=== Given data ===

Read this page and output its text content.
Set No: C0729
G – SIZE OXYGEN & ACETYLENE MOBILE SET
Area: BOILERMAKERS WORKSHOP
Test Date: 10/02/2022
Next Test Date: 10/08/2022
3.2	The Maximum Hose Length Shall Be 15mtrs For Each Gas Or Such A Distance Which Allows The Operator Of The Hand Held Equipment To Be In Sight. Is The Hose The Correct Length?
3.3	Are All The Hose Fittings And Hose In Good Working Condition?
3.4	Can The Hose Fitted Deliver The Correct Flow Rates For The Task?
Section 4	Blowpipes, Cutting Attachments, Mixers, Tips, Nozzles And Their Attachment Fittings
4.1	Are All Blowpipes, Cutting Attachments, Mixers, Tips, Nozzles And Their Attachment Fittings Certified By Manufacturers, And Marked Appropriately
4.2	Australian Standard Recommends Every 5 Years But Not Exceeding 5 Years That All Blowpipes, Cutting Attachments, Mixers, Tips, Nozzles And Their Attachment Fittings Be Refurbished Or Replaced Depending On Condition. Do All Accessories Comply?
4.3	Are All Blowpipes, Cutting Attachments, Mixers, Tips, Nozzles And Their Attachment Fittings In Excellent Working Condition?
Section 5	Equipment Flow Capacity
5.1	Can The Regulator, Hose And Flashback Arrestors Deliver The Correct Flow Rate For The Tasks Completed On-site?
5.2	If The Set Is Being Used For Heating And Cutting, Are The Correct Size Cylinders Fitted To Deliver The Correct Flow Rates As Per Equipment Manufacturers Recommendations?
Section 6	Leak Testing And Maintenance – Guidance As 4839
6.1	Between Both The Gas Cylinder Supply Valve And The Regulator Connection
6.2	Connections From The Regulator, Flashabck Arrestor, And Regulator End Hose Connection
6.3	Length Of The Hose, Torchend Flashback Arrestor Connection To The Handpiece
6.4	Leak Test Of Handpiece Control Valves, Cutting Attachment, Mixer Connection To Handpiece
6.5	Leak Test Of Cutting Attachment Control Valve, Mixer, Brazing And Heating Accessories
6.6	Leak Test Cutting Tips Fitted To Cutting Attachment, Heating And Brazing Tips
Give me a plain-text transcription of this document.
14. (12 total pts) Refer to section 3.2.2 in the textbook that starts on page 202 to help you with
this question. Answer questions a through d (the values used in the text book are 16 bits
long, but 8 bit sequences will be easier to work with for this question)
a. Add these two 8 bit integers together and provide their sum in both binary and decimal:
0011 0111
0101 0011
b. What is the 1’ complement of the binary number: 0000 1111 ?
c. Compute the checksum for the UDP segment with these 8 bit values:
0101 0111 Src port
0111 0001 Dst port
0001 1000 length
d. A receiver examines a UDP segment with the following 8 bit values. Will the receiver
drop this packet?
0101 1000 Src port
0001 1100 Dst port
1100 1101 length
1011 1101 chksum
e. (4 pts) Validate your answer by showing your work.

===

(Written problem): Output each record precisely as given.

(Answer in full):
Read this page and output its text content.
Set No: C0729
G – SIZE OXYGEN & ACETYLENE MOBILE SET
Area: BOILERMAKERS WORKSHOP
Test Date: 10/02/2022
Next Test Date: 10/08/2022
3.2	The Maximum Hose Length Shall Be 15mtrs For Each Gas Or Such A Distance Which Allows The Operator Of The Hand Held Equipment To Be In Sight. Is The Hose The Correct Length?
3.3	Are All The Hose Fittings And Hose In Good Working Condition?
3.4	Can The Hose Fitted Deliver The Correct Flow Rates For The Task?
Section 4	Blowpipes, Cutting Attachments, Mixers, Tips, Nozzles And Their Attachment Fittings
4.1	Are All Blowpipes, Cutting Attachments, Mixers, Tips, Nozzles And Their Attachment Fittings Certified By Manufacturers, And Marked Appropriately
4.2	Australian Standard Recommends Every 5 Years But Not Exceeding 5 Years That All Blowpipes, Cutting Attachments, Mixers, Tips, Nozzles And Their Attachment Fittings Be Refurbished Or Replaced Depending On Condition. Do All Accessories Comply?
4.3	Are All Blowpipes, Cutting Attachments, Mixers, Tips, Nozzles And Their Attachment Fittings In Excellent Working Condition?
Section 5	Equipment Flow Capacity
5.1	Can The Regulator, Hose And Flashback Arrestors Deliver The Correct Flow Rate For The Tasks Completed On-site?
5.2	If The Set Is Being Used For Heating And Cutting, Are The Correct Size Cylinders Fitted To Deliver The Correct Flow Rates As Per Equipment Manufacturers Recommendations?
Section 6	Leak Testing And Maintenance – Guidance As 4839
6.1	Between Both The Gas Cylinder Supply Valve And The Regulator Connection
6.2	Connections From The Regulator, Flashabck Arrestor, And Regulator End Hose Connection
6.3	Length Of The Hose, Torchend Flashback Arrestor Connection To The Handpiece
6.4	Leak Test Of Handpiece Control Valves, Cutting Attachment, Mixer Connection To Handpiece
6.5	Leak Test Of Cutting Attachment Control Valve, Mixer, Brazing And Heating Accessories
6.6	Leak Test Cutting Tips Fitted To Cutting Attachment, Heating And Brazing Tips
Give me a plain-text transcription of this document.
14. (12 total pts) Refer to section 3.2.2 in the textbook that starts on page 202 to help you with
this question. Answer questions a through d (the values used in the text book are 16 bits
long, but 8 bit sequences will be easier to work with for this question)
a. Add these two 8 bit integers together and provide their sum in both binary and decimal:
0011 0111
0101 0011
b. What is the 1’ complement of the binary number: 0000 1111 ?
c. Compute the checksum for the UDP segment with these 8 bit values:
0101 0111 Src port
0111 0001 Dst port
0001 1000 length
d. A receiver examines a UDP segment with the following 8 bit values. Will the receiver
drop this packet?
0101 1000 Src port
0001 1100 Dst port
1100 1101 length
1011 1101 chksum
e. (4 pts) Validate your answer by showing your work.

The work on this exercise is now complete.